(Stored data)
§ §

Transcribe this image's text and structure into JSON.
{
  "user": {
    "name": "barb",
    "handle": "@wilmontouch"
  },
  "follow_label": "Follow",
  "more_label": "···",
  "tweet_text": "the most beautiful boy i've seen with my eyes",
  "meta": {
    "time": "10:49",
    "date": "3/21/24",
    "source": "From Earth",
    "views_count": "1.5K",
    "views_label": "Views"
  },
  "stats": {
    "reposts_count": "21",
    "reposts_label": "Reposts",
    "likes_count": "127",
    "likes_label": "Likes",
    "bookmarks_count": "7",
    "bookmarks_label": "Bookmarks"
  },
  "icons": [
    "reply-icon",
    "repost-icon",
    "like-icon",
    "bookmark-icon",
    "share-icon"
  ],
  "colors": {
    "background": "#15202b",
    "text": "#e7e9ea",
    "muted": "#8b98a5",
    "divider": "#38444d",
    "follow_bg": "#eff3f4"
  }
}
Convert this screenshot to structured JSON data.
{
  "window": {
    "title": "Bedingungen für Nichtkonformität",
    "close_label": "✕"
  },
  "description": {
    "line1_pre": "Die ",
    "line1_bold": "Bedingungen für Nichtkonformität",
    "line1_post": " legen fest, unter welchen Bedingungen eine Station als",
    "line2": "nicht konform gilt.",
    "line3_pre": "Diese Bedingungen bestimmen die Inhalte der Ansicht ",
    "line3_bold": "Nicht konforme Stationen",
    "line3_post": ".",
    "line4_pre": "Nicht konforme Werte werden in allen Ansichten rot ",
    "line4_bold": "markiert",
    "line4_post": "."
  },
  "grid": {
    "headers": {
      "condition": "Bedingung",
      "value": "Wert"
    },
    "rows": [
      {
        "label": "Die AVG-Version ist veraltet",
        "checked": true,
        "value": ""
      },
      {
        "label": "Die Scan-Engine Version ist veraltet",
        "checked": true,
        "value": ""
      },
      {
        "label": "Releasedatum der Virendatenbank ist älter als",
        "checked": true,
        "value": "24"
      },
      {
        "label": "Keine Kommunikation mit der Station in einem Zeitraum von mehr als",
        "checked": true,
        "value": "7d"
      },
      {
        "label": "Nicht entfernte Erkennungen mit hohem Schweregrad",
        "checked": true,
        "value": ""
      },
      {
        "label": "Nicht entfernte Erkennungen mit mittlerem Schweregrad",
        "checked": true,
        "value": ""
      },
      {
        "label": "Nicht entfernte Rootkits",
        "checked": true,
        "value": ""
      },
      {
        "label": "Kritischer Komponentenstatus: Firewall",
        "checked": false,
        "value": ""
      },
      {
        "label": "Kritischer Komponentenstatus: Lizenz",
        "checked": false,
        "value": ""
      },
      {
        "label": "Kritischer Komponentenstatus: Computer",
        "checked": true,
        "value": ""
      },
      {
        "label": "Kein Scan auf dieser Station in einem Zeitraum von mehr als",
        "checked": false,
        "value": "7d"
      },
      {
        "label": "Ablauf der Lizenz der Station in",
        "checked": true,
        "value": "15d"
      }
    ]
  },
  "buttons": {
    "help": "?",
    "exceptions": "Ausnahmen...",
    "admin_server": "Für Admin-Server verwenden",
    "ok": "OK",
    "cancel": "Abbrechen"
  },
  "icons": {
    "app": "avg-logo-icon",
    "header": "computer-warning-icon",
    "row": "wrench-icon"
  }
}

§ §

→ **Objective**: Copy all of the data. Keep every word exactly as it is.

→ **Result**:
Transcribe this image's text and structure into JSON.
{
  "user": {
    "name": "barb",
    "handle": "@wilmontouch"
  },
  "follow_label": "Follow",
  "more_label": "···",
  "tweet_text": "the most beautiful boy i've seen with my eyes",
  "meta": {
    "time": "10:49",
    "date": "3/21/24",
    "source": "From Earth",
    "views_count": "1.5K",
    "views_label": "Views"
  },
  "stats": {
    "reposts_count": "21",
    "reposts_label": "Reposts",
    "likes_count": "127",
    "likes_label": "Likes",
    "bookmarks_count": "7",
    "bookmarks_label": "Bookmarks"
  },
  "icons": [
    "reply-icon",
    "repost-icon",
    "like-icon",
    "bookmark-icon",
    "share-icon"
  ],
  "colors": {
    "background": "#15202b",
    "text": "#e7e9ea",
    "muted": "#8b98a5",
    "divider": "#38444d",
    "follow_bg": "#eff3f4"
  }
}
Convert this screenshot to structured JSON data.
{
  "window": {
    "title": "Bedingungen für Nichtkonformität",
    "close_label": "✕"
  },
  "description": {
    "line1_pre": "Die ",
    "line1_bold": "Bedingungen für Nichtkonformität",
    "line1_post": " legen fest, unter welchen Bedingungen eine Station als",
    "line2": "nicht konform gilt.",
    "line3_pre": "Diese Bedingungen bestimmen die Inhalte der Ansicht ",
    "line3_bold": "Nicht konforme Stationen",
    "line3_post": ".",
    "line4_pre": "Nicht konforme Werte werden in allen Ansichten rot ",
    "line4_bold": "markiert",
    "line4_post": "."
  },
  "grid": {
    "headers": {
      "condition": "Bedingung",
      "value": "Wert"
    },
    "rows": [
      {
        "label": "Die AVG-Version ist veraltet",
        "checked": true,
        "value": ""
      },
      {
        "label": "Die Scan-Engine Version ist veraltet",
        "checked": true,
        "value": ""
      },
      {
        "label": "Releasedatum der Virendatenbank ist älter als",
        "checked": true,
        "value": "24"
      },
      {
        "label": "Keine Kommunikation mit der Station in einem Zeitraum von mehr als",
        "checked": true,
        "value": "7d"
      },
      {
        "label": "Nicht entfernte Erkennungen mit hohem Schweregrad",
        "checked": true,
        "value": ""
      },
      {
        "label": "Nicht entfernte Erkennungen mit mittlerem Schweregrad",
        "checked": true,
        "value": ""
      },
      {
        "label": "Nicht entfernte Rootkits",
        "checked": true,
        "value": ""
      },
      {
        "label": "Kritischer Komponentenstatus: Firewall",
        "checked": false,
        "value": ""
      },
      {
        "label": "Kritischer Komponentenstatus: Lizenz",
        "checked": false,
        "value": ""
      },
      {
        "label": "Kritischer Komponentenstatus: Computer",
        "checked": true,
        "value": ""
      },
      {
        "label": "Kein Scan auf dieser Station in einem Zeitraum von mehr als",
        "checked": false,
        "value": "7d"
      },
      {
        "label": "Ablauf der Lizenz der Station in",
        "checked": true,
        "value": "15d"
      }
    ]
  },
  "buttons": {
    "help": "?",
    "exceptions": "Ausnahmen...",
    "admin_server": "Für Admin-Server verwenden",
    "ok": "OK",
    "cancel": "Abbrechen"
  },
  "icons": {
    "app": "avg-logo-icon",
    "header": "computer-warning-icon",
    "row": "wrench-icon"
  }
}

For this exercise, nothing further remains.